- **WHAT YOU NEED TO DO**: Check every line below for the word "объекта" and show those that hold it.
-- START DATA FOR THIS TASK --
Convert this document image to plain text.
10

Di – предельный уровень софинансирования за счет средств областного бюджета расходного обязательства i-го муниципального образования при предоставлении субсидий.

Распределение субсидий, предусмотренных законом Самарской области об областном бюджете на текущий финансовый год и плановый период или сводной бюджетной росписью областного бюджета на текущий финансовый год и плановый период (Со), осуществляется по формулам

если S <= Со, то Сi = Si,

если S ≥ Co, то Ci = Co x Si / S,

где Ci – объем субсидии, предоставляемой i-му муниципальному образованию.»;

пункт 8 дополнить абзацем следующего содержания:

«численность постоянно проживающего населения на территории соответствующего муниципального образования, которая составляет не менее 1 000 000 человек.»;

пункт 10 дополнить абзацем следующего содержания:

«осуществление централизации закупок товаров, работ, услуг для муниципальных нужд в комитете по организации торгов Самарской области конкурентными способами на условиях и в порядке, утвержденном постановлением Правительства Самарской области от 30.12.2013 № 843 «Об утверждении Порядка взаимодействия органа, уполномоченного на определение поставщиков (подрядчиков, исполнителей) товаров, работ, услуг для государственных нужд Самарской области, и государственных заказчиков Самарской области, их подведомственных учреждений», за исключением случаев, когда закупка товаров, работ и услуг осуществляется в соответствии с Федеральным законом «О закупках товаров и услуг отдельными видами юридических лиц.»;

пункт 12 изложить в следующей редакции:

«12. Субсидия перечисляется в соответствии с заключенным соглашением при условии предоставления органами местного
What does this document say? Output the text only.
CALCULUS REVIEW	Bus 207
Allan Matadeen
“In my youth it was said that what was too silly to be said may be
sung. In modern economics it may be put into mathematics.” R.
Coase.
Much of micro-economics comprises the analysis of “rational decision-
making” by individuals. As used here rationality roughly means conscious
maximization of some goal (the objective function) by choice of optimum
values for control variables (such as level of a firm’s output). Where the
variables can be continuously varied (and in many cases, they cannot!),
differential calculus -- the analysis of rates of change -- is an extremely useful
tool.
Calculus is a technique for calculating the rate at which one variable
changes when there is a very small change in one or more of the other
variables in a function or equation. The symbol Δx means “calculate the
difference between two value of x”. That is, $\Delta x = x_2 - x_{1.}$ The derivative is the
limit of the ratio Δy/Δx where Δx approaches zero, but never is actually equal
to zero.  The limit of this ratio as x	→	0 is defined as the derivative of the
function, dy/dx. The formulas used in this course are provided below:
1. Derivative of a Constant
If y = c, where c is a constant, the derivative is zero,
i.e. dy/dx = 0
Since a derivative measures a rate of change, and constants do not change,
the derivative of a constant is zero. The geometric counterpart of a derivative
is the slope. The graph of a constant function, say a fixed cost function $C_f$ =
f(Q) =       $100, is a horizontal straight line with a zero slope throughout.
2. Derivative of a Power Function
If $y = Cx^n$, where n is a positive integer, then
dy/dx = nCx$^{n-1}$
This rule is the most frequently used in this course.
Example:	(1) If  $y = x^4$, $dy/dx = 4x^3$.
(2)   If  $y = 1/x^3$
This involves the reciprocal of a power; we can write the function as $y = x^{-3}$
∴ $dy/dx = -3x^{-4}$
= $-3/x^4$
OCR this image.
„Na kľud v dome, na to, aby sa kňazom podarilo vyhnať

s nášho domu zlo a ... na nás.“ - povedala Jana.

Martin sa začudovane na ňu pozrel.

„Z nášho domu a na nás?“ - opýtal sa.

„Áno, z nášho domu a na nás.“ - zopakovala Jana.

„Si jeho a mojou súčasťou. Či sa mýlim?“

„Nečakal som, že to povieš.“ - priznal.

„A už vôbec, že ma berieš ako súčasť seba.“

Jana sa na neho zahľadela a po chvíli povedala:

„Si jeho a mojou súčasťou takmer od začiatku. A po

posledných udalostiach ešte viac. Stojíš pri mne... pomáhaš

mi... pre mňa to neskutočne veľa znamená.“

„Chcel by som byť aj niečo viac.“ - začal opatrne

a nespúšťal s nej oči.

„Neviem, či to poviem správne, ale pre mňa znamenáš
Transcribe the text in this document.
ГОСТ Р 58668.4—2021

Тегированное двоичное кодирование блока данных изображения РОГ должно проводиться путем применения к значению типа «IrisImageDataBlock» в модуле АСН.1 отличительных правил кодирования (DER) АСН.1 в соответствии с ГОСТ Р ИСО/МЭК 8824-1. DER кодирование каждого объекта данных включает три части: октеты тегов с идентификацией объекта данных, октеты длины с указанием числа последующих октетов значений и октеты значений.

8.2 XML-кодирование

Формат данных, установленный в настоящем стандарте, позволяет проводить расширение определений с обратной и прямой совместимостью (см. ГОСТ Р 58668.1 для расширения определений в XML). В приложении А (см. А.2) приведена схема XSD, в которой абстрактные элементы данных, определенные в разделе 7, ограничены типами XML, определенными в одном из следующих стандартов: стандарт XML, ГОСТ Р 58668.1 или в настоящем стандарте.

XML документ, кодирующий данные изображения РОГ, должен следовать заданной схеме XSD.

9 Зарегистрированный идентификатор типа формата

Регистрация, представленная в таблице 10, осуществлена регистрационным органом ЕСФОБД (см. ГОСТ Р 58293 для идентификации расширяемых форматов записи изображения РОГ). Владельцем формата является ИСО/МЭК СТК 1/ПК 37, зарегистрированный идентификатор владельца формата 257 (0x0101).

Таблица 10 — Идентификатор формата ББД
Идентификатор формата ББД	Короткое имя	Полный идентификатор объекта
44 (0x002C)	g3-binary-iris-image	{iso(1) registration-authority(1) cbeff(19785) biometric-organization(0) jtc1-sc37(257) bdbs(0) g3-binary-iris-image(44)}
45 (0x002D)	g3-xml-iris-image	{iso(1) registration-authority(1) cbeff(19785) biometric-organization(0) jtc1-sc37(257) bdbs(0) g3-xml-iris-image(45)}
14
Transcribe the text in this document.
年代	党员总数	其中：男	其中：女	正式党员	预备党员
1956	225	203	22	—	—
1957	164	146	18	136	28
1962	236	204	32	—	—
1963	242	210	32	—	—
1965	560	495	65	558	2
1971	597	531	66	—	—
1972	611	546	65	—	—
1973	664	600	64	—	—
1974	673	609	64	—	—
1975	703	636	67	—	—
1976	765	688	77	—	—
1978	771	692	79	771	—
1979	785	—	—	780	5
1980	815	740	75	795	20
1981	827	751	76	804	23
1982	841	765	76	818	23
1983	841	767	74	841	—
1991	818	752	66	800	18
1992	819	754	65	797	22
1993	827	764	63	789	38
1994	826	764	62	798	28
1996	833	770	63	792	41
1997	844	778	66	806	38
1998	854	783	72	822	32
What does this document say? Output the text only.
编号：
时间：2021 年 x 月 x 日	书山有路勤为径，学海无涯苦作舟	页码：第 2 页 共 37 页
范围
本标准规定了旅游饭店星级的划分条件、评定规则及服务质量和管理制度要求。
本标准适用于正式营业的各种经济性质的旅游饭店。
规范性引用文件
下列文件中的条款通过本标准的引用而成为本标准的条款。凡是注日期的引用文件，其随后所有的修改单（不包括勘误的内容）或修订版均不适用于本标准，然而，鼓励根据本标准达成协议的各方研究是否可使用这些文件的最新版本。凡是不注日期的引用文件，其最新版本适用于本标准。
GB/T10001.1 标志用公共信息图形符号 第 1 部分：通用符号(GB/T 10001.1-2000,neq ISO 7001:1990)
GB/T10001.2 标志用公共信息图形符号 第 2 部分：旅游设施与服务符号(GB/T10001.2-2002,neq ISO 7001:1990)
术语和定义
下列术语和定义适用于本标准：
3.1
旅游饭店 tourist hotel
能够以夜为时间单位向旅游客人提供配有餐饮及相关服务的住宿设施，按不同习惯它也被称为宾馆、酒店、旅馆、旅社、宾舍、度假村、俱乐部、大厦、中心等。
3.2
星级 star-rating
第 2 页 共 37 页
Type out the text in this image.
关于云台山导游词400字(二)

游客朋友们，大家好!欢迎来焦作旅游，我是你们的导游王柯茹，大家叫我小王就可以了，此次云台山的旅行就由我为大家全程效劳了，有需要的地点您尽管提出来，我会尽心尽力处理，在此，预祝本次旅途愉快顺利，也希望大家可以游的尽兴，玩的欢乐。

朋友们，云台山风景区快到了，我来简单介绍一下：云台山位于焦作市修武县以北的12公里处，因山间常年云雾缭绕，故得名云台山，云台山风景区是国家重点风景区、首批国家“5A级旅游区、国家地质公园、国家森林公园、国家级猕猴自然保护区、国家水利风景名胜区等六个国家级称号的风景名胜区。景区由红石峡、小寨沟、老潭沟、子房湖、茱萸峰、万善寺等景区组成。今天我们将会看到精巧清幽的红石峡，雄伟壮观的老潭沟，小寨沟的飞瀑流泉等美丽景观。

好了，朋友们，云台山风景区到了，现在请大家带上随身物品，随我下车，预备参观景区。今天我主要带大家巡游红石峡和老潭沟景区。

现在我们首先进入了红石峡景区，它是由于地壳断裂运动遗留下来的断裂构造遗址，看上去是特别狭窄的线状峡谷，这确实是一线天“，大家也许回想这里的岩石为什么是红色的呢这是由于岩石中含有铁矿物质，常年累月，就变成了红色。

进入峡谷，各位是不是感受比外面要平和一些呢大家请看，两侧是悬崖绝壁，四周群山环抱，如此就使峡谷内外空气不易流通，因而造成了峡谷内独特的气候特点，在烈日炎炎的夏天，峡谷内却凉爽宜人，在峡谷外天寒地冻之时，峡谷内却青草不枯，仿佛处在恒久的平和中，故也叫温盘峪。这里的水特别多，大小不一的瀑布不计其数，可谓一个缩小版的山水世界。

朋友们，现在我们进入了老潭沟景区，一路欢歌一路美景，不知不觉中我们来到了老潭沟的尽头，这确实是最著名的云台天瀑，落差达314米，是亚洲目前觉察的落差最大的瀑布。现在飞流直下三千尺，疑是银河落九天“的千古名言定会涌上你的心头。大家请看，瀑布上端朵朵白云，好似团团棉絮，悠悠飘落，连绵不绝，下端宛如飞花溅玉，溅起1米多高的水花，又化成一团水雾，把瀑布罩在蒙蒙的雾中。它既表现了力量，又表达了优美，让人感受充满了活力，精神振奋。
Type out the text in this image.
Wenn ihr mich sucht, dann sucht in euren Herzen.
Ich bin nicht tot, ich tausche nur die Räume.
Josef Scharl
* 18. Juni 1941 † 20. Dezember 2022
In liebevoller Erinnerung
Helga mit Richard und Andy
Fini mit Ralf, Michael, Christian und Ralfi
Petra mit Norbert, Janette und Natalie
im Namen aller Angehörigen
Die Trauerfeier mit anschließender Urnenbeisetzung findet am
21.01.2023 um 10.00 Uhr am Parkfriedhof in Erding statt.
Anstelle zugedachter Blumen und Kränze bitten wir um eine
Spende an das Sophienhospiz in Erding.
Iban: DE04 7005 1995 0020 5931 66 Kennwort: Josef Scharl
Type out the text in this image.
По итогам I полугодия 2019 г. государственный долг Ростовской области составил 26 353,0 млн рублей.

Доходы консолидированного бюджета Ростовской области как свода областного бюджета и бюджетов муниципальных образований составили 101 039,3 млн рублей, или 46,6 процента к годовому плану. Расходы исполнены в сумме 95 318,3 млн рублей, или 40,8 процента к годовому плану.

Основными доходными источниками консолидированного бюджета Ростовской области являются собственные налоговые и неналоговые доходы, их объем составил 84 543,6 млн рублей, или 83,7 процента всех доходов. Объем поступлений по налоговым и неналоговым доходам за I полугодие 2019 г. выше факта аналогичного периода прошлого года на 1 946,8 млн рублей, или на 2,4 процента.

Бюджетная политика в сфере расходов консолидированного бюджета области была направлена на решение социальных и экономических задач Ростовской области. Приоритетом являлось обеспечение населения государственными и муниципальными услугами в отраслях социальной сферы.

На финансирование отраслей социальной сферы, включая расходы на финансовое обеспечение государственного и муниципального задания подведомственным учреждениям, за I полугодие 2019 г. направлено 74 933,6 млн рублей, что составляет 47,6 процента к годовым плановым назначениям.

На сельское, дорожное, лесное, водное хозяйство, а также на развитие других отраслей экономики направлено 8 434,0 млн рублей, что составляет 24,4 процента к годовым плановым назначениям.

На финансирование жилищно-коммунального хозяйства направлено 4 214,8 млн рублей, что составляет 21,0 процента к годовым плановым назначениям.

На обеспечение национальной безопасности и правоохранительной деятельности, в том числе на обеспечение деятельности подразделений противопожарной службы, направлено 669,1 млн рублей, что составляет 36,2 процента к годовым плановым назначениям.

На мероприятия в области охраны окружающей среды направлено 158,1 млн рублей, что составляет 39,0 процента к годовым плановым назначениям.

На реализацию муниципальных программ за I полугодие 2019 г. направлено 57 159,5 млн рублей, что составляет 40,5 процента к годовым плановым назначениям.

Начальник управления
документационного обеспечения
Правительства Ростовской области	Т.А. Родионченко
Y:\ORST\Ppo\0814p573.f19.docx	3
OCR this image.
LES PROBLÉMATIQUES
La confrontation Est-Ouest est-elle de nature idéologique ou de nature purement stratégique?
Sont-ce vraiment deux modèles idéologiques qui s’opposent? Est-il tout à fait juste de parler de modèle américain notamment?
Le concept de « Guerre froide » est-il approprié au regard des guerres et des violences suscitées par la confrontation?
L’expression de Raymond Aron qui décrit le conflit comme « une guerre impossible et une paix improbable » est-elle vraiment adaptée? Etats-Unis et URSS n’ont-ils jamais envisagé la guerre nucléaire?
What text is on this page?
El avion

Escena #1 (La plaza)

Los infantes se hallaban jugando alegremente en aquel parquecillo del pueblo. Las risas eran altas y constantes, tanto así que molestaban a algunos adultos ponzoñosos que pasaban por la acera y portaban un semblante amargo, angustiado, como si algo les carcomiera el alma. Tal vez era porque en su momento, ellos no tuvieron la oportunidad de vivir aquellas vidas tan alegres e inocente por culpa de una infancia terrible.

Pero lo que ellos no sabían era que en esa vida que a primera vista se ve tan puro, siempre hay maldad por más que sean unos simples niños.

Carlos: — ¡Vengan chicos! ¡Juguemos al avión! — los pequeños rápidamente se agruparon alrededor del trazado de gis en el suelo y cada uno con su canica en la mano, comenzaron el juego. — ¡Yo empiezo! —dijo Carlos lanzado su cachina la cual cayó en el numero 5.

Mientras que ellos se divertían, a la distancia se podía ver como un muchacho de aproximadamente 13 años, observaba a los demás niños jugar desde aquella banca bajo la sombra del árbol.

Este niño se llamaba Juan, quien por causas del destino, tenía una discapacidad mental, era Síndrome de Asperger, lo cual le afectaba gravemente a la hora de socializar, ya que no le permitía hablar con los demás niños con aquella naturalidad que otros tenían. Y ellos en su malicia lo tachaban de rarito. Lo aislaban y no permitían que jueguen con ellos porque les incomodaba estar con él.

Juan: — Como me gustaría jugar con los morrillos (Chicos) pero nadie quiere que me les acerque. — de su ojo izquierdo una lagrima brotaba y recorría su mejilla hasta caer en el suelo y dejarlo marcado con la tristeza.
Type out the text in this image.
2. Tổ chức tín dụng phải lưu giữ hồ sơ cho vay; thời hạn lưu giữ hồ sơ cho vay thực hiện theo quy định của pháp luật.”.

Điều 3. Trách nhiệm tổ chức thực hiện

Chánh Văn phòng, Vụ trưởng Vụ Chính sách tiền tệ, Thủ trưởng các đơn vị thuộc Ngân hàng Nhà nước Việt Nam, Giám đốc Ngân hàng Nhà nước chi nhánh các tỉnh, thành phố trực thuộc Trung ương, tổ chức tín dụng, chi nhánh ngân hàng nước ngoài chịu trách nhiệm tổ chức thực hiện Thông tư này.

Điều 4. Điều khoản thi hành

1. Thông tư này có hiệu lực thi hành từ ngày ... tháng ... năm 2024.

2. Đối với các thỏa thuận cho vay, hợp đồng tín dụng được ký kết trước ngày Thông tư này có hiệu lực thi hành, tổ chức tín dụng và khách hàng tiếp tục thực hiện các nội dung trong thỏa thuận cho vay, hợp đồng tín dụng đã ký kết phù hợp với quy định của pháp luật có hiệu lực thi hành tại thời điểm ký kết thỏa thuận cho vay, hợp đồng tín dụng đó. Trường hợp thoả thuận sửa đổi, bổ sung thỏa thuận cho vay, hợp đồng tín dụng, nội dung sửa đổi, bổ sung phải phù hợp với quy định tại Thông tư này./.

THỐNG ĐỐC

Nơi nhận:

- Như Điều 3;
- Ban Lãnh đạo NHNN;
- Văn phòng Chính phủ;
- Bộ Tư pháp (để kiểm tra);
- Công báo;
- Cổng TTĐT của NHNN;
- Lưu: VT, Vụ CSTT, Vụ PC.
-- END DATA FOR THIS TASK --
- **EXERCISE SOLUTION**:
Тегированное двоичное кодирование блока данных изображения РОГ должно проводиться путем применения к значению типа «IrisImageDataBlock» в модуле АСН.1 отличительных правил кодирования (DER) АСН.1 в соответствии с ГОСТ Р ИСО/МЭК 8824-1. DER кодирование каждого объекта данных включает три части: октеты тегов с идентификацией объекта данных, октеты длины с указанием числа последующих октетов значений и октеты значений.
Идентификатор формата ББД	Короткое имя	Полный идентификатор объекта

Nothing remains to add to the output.